→ **WRITTEN PROBLEM**
Using the listing below, extract each line that has the word "Πολυδώρου" in it.

→ **RECORDS FOR THE TASK**
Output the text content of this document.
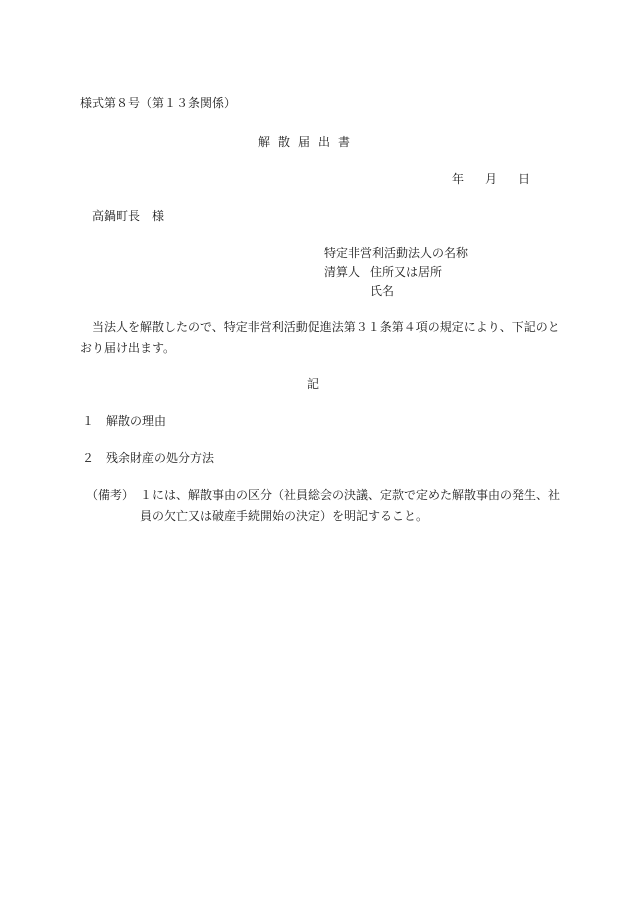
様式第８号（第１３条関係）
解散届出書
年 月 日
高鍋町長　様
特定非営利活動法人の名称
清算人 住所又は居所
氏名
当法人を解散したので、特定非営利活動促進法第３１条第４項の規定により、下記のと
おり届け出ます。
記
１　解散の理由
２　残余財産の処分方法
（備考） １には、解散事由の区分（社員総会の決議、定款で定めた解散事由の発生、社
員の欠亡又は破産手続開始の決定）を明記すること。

...

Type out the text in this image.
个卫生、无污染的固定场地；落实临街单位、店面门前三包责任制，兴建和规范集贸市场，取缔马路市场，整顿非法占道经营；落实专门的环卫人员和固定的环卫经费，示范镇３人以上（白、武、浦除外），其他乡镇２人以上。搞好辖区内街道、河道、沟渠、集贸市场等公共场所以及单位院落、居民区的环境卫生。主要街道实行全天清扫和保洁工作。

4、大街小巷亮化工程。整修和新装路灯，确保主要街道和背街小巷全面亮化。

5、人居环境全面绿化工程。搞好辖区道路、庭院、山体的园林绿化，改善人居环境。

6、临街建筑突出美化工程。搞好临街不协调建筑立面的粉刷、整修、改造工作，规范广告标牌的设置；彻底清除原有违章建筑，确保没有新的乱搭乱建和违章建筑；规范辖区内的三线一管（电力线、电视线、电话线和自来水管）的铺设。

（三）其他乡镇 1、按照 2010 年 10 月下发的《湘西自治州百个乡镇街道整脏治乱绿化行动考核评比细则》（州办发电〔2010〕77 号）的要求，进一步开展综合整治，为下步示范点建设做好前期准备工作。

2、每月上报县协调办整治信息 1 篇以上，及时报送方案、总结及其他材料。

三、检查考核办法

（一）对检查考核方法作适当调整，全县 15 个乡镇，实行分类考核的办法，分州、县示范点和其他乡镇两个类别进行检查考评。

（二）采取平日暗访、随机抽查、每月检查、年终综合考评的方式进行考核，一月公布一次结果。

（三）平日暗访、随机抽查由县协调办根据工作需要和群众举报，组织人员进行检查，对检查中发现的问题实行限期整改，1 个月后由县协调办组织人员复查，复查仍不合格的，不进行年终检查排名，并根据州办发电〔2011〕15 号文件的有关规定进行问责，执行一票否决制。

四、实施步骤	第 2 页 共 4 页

==

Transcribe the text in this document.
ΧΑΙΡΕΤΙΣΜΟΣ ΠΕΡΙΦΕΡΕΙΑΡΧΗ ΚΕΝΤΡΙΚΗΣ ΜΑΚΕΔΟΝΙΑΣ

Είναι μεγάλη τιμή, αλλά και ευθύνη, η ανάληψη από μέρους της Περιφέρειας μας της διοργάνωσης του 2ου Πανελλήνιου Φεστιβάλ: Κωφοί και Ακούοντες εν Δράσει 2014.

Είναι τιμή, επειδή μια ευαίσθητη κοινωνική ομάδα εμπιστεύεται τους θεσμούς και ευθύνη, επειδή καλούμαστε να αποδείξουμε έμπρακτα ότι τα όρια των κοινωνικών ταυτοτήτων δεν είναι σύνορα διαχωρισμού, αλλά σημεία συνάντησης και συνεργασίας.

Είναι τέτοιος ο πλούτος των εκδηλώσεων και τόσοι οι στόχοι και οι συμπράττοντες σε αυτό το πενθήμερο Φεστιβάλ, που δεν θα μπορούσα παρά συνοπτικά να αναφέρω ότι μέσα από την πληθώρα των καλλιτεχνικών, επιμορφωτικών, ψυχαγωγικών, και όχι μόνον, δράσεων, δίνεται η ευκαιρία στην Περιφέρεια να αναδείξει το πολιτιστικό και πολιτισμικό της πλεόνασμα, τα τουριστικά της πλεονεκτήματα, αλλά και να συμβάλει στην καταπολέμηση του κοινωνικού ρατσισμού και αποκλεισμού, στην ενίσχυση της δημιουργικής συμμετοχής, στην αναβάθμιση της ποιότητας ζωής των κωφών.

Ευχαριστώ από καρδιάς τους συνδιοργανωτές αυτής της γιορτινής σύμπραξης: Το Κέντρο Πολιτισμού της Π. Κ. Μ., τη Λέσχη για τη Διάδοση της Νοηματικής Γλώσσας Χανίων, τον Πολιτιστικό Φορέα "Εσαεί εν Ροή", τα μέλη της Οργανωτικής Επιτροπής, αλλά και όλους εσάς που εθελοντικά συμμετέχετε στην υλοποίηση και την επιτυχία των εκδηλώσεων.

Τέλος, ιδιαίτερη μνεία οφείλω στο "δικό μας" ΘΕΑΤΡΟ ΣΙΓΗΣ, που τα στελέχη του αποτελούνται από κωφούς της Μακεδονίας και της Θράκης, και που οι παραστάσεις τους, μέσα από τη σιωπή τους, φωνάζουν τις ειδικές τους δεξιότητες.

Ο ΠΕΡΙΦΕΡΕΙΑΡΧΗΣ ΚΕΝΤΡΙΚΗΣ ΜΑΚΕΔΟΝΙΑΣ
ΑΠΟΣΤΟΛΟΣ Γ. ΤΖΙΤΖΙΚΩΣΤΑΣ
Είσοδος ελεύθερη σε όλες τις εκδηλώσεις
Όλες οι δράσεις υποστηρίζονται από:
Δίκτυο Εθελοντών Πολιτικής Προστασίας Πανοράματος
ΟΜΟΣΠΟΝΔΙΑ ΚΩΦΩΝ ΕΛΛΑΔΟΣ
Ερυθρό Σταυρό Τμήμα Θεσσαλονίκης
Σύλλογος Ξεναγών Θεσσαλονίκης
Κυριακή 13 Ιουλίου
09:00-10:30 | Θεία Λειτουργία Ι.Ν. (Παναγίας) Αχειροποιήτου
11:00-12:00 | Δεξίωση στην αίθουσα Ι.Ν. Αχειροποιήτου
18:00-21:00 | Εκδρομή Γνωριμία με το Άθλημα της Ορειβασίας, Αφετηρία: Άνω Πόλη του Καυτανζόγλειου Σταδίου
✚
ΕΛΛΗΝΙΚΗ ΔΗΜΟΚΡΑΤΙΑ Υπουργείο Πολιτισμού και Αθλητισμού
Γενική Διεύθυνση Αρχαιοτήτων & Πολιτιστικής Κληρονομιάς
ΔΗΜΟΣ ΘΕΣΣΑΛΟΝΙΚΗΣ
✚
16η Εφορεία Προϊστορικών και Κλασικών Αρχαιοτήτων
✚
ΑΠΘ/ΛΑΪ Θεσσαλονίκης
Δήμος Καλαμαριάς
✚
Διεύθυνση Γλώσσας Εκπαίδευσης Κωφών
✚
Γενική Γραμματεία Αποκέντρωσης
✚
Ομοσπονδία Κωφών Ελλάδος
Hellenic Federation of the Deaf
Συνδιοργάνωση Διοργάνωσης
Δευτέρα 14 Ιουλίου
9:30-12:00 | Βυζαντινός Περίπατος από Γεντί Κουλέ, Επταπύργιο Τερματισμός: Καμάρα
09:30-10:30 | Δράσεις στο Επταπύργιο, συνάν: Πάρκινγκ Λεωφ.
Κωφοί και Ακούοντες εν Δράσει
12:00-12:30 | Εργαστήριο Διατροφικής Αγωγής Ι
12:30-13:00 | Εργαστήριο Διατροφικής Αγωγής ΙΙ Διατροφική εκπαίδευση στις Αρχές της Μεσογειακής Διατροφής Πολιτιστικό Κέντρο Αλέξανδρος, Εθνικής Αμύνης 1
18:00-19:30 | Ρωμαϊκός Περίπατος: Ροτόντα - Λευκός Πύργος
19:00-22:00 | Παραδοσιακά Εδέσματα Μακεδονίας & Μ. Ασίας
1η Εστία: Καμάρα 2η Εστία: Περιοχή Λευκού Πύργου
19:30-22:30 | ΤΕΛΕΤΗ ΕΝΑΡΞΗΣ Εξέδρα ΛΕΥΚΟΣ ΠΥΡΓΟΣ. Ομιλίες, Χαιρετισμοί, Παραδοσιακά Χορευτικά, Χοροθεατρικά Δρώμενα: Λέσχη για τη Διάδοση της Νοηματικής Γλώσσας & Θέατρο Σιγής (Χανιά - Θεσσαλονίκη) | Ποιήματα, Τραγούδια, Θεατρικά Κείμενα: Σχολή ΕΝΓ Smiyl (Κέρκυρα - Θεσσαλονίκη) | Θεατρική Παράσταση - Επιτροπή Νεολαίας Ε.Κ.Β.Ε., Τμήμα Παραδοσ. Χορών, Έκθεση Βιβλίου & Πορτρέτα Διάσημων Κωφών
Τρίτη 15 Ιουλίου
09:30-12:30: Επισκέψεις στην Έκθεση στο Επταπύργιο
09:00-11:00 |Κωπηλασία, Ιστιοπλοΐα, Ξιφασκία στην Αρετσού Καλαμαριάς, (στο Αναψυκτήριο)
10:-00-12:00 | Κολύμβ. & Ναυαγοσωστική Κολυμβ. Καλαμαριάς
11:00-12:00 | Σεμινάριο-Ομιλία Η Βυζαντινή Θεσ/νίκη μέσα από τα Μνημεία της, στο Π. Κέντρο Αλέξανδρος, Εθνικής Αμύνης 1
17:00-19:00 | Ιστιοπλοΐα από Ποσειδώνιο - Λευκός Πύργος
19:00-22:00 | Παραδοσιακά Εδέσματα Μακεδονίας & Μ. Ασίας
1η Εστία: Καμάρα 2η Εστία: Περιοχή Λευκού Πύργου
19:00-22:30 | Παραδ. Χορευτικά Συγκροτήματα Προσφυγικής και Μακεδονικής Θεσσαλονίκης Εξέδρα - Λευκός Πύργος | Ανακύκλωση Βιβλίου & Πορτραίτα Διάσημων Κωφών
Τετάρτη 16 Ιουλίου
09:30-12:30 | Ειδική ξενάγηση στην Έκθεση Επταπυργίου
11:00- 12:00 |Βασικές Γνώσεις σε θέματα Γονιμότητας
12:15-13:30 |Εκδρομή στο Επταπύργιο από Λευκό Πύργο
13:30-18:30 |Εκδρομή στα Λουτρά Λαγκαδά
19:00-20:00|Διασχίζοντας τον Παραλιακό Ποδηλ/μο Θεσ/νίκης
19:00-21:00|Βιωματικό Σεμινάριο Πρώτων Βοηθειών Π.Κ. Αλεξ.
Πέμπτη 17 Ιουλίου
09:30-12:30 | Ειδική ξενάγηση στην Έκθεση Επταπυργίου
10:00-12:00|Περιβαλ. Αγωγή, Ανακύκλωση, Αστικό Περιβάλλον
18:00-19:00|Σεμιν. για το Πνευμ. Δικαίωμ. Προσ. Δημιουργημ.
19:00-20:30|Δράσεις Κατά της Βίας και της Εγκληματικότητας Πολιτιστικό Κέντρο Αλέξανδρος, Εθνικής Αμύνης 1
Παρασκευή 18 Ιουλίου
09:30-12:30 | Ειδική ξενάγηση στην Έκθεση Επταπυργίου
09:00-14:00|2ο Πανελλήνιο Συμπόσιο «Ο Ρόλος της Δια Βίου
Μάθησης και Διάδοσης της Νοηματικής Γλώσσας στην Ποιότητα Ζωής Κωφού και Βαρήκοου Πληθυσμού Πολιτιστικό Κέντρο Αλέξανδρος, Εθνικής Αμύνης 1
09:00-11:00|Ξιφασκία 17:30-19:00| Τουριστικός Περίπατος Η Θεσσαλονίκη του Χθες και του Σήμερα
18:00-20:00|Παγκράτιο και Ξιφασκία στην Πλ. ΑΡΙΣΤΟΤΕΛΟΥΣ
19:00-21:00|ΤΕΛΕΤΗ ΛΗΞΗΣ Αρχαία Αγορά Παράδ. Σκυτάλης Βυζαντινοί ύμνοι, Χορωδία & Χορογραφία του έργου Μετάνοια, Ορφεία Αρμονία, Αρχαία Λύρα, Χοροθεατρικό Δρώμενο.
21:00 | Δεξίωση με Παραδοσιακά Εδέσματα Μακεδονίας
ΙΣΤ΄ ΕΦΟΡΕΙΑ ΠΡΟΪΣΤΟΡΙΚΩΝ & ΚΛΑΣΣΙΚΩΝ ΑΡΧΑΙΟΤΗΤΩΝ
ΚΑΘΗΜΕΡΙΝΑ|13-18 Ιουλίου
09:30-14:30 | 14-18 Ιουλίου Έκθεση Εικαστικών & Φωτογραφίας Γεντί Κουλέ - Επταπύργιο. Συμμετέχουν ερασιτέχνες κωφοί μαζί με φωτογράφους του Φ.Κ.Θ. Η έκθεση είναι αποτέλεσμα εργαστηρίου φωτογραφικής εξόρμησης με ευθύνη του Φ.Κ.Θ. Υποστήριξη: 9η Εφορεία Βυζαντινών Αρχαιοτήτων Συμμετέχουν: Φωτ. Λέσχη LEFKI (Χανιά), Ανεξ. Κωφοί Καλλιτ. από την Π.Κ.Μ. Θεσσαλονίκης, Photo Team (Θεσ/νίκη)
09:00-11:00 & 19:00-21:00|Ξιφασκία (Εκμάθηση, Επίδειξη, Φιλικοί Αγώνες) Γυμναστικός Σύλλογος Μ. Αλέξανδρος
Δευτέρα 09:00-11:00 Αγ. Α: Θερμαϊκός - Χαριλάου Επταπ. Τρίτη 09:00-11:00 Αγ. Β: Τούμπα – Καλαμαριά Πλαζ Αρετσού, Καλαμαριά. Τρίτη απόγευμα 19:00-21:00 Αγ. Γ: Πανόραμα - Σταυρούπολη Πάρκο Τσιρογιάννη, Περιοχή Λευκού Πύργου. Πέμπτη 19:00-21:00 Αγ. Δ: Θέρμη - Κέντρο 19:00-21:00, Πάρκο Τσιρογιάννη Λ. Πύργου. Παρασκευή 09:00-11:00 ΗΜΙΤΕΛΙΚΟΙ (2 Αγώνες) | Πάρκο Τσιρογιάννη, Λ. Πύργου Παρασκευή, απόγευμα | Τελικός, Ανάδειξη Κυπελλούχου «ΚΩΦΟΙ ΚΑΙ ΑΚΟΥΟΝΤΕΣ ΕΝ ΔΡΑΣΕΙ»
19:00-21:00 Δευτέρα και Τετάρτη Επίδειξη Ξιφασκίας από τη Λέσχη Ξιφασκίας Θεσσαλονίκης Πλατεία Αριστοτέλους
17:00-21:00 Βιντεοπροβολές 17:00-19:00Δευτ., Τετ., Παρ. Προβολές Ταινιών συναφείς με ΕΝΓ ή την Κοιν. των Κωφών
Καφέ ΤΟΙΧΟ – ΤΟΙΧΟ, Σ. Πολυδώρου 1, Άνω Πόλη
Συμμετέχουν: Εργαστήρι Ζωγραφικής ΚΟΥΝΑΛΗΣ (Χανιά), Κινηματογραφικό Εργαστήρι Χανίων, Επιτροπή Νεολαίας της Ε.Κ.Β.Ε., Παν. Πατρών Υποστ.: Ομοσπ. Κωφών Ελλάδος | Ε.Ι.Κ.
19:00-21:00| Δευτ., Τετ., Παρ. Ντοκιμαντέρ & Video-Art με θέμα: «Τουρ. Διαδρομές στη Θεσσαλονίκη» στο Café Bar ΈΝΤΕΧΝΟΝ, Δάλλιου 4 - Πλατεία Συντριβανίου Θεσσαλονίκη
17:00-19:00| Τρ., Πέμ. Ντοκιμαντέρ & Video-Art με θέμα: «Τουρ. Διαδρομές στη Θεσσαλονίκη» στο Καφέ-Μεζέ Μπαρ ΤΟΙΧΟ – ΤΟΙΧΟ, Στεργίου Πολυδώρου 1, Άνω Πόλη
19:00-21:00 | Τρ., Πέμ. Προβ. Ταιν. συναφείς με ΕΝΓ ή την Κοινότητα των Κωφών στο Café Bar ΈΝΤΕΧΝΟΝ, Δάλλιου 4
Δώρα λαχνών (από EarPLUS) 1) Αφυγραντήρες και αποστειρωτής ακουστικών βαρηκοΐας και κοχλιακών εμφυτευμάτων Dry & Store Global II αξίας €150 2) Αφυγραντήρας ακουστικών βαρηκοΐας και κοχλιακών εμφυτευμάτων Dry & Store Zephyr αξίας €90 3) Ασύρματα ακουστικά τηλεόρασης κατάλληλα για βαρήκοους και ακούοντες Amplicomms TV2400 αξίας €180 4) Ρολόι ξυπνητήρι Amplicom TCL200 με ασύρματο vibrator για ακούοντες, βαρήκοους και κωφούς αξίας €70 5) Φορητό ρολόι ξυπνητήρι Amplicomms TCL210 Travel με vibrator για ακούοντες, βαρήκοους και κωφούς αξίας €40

→ **FULL RESPONSE**
Καφέ ΤΟΙΧΟ – ΤΟΙΧΟ, Σ. Πολυδώρου 1, Άνω Πόλη
17:00-19:00| Τρ., Πέμ. Ντοκιμαντέρ & Video-Art με θέμα: «Τουρ. Διαδρομές στη Θεσσαλονίκη» στο Καφέ-Μεζέ Μπαρ ΤΟΙΧΟ – ΤΟΙΧΟ, Στεργίου Πολυδώρου 1, Άνω Πόλη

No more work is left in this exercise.